Repeat the data word for word. Do not include the pictures.

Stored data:
-- START --

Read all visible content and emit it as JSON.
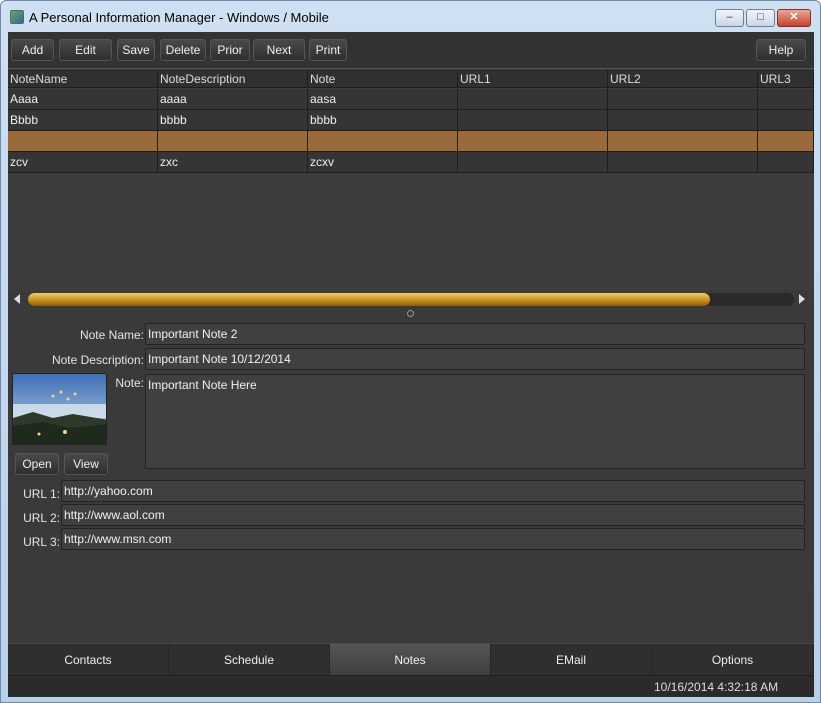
{
  "window": {
    "title": "A Personal Information Manager - Windows / Mobile",
    "controls": {
      "minimize": "–",
      "maximize": "□",
      "close": "✕"
    }
  },
  "toolbar": {
    "add": "Add",
    "edit": "Edit",
    "save": "Save",
    "delete": "Delete",
    "prior": "Prior",
    "next": "Next",
    "print": "Print",
    "help": "Help"
  },
  "grid": {
    "columns": [
      "NoteName",
      "NoteDescription",
      "Note",
      "URL1",
      "URL2",
      "URL3"
    ],
    "rows": [
      [
        "Aaaa",
        "aaaa",
        "aasa",
        "",
        "",
        ""
      ],
      [
        "Bbbb",
        "bbbb",
        "bbbb",
        "",
        "",
        ""
      ],
      [
        "",
        "",
        "",
        "",
        "",
        ""
      ],
      [
        "zcv",
        "zxc",
        "zcxv",
        "",
        "",
        ""
      ]
    ],
    "selected_row_index": 2,
    "selected_row_color": "#9a6a3a"
  },
  "scrollbar": {
    "position_fraction": 0.89,
    "thumb_color": "#c48b16"
  },
  "form": {
    "note_name_label": "Note Name:",
    "note_name_value": "Important Note 2",
    "note_description_label": "Note Description:",
    "note_description_value": "Important Note 10/12/2014",
    "note_label": "Note:",
    "note_value": "Important Note Here",
    "open_button": "Open",
    "view_button": "View",
    "url1_label": "URL 1:",
    "url1_value": "http://yahoo.com",
    "url2_label": "URL 2:",
    "url2_value": "http://www.aol.com",
    "url3_label": "URL 3:",
    "url3_value": "http://www.msn.com"
  },
  "tabs": [
    {
      "label": "Contacts",
      "active": false
    },
    {
      "label": "Schedule",
      "active": false
    },
    {
      "label": "Notes",
      "active": true
    },
    {
      "label": "EMail",
      "active": false
    },
    {
      "label": "Options",
      "active": false
    }
  ],
  "status": {
    "datetime": "10/16/2014 4:32:18 AM"
  }
}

-- END --

Solved problem:
Read all visible content and emit it as JSON.
{
  "window": {
    "title": "A Personal Information Manager - Windows / Mobile",
    "controls": {
      "minimize": "–",
      "maximize": "□",
      "close": "✕"
    }
  },
  "toolbar": {
    "add": "Add",
    "edit": "Edit",
    "save": "Save",
    "delete": "Delete",
    "prior": "Prior",
    "next": "Next",
    "print": "Print",
    "help": "Help"
  },
  "grid": {
    "columns": [
      "NoteName",
      "NoteDescription",
      "Note",
      "URL1",
      "URL2",
      "URL3"
    ],
    "rows": [
      [
        "Aaaa",
        "aaaa",
        "aasa",
        "",
        "",
        ""
      ],
      [
        "Bbbb",
        "bbbb",
        "bbbb",
        "",
        "",
        ""
      ],
      [
        "",
        "",
        "",
        "",
        "",
        ""
      ],
      [
        "zcv",
        "zxc",
        "zcxv",
        "",
        "",
        ""
      ]
    ],
    "selected_row_index": 2,
    "selected_row_color": "#9a6a3a"
  },
  "scrollbar": {
    "position_fraction": 0.89,
    "thumb_color": "#c48b16"
  },
  "form": {
    "note_name_label": "Note Name:",
    "note_name_value": "Important Note 2",
    "note_description_label": "Note Description:",
    "note_description_value": "Important Note 10/12/2014",
    "note_label": "Note:",
    "note_value": "Important Note Here",
    "open_button": "Open",
    "view_button": "View",
    "url1_label": "URL 1:",
    "url1_value": "http://yahoo.com",
    "url2_label": "URL 2:",
    "url2_value": "http://www.aol.com",
    "url3_label": "URL 3:",
    "url3_value": "http://www.msn.com"
  },
  "tabs": [
    {
      "label": "Contacts",
      "active": false
    },
    {
      "label": "Schedule",
      "active": false
    },
    {
      "label": "Notes",
      "active": true
    },
    {
      "label": "EMail",
      "active": false
    },
    {
      "label": "Options",
      "active": false
    }
  ],
  "status": {
    "datetime": "10/16/2014 4:32:18 AM"
  }
}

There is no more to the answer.